-- Start Recorded information --
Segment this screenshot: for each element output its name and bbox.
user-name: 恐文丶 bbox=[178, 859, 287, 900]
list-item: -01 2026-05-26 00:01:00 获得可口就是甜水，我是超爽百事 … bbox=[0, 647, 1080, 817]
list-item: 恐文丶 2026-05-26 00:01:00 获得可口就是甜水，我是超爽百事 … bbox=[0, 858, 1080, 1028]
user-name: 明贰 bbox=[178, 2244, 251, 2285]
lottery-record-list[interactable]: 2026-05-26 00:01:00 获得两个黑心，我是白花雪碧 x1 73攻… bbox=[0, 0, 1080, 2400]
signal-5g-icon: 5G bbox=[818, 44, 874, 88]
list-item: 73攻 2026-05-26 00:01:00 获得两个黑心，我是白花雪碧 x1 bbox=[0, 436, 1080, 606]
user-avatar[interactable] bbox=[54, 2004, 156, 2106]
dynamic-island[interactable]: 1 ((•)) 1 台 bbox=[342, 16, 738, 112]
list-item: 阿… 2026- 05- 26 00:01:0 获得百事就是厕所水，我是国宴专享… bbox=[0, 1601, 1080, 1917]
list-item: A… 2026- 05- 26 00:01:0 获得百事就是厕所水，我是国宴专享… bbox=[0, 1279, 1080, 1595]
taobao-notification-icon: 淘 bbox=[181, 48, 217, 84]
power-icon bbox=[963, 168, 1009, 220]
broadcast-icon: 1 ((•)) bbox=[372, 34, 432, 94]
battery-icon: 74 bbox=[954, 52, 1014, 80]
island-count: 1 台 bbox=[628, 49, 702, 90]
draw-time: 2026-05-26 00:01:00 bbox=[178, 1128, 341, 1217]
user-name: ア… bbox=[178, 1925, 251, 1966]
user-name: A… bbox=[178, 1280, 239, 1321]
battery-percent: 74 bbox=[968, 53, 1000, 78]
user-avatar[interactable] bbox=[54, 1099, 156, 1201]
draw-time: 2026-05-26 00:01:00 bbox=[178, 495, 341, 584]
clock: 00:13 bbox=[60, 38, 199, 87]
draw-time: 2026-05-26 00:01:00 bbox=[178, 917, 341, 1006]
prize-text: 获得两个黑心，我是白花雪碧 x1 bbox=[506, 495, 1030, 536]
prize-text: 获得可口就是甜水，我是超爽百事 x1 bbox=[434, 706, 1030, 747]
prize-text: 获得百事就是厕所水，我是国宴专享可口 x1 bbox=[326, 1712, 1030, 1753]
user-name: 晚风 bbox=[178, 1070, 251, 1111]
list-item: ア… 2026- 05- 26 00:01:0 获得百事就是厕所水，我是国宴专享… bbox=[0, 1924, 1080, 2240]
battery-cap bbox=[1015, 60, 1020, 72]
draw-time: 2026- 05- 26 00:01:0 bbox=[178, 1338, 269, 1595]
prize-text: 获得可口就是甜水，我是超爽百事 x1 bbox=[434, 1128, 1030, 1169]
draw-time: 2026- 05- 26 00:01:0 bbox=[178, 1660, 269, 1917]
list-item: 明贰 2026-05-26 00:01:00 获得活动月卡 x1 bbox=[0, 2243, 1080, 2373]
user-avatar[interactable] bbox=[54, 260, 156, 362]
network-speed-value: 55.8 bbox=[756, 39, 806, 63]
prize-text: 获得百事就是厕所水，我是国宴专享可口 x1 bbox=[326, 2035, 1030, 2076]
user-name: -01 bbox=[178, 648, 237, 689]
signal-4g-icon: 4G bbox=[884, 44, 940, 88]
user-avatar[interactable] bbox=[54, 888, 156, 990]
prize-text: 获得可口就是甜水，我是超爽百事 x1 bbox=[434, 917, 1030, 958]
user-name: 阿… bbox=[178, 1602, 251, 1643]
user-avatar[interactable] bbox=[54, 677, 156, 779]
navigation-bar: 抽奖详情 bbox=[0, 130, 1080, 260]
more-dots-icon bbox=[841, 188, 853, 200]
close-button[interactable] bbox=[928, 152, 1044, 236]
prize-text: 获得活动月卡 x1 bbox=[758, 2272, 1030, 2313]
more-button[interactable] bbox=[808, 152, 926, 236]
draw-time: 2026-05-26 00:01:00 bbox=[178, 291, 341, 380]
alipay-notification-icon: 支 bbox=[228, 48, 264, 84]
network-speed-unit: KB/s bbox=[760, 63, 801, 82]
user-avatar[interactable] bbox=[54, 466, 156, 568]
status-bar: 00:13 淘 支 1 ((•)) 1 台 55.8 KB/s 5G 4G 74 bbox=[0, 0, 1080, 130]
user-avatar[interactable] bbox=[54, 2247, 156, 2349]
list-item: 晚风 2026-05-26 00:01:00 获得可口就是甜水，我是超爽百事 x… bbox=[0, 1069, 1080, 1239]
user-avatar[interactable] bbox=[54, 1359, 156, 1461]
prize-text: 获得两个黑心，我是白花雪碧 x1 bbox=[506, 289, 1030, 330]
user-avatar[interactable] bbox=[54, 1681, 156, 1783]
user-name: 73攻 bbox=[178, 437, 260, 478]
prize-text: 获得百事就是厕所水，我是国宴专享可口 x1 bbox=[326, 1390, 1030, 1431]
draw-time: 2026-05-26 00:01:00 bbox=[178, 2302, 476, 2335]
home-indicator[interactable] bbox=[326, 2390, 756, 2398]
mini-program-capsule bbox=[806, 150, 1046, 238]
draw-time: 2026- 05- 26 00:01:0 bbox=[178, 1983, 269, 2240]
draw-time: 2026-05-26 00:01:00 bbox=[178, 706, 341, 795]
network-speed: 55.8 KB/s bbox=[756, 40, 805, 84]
-- End Recorded information --
Copy the items word for word, from their first line through the line containing "broadcast-icon: 1 ((•))", including both of those lines.

Segment this screenshot: for each element output its name and bbox.
user-name: 恐文丶 bbox=[178, 859, 287, 900]
list-item: -01 2026-05-26 00:01:00 获得可口就是甜水，我是超爽百事 … bbox=[0, 647, 1080, 817]
list-item: 恐文丶 2026-05-26 00:01:00 获得可口就是甜水，我是超爽百事 … bbox=[0, 858, 1080, 1028]
user-name: 明贰 bbox=[178, 2244, 251, 2285]
lottery-record-list[interactable]: 2026-05-26 00:01:00 获得两个黑心，我是白花雪碧 x1 73攻… bbox=[0, 0, 1080, 2400]
signal-5g-icon: 5G bbox=[818, 44, 874, 88]
list-item: 73攻 2026-05-26 00:01:00 获得两个黑心，我是白花雪碧 x1 bbox=[0, 436, 1080, 606]
user-avatar[interactable] bbox=[54, 2004, 156, 2106]
dynamic-island[interactable]: 1 ((•)) 1 台 bbox=[342, 16, 738, 112]
list-item: 阿… 2026- 05- 26 00:01:0 获得百事就是厕所水，我是国宴专享… bbox=[0, 1601, 1080, 1917]
list-item: A… 2026- 05- 26 00:01:0 获得百事就是厕所水，我是国宴专享… bbox=[0, 1279, 1080, 1595]
taobao-notification-icon: 淘 bbox=[181, 48, 217, 84]
power-icon bbox=[963, 168, 1009, 220]
broadcast-icon: 1 ((•)) bbox=[372, 34, 432, 94]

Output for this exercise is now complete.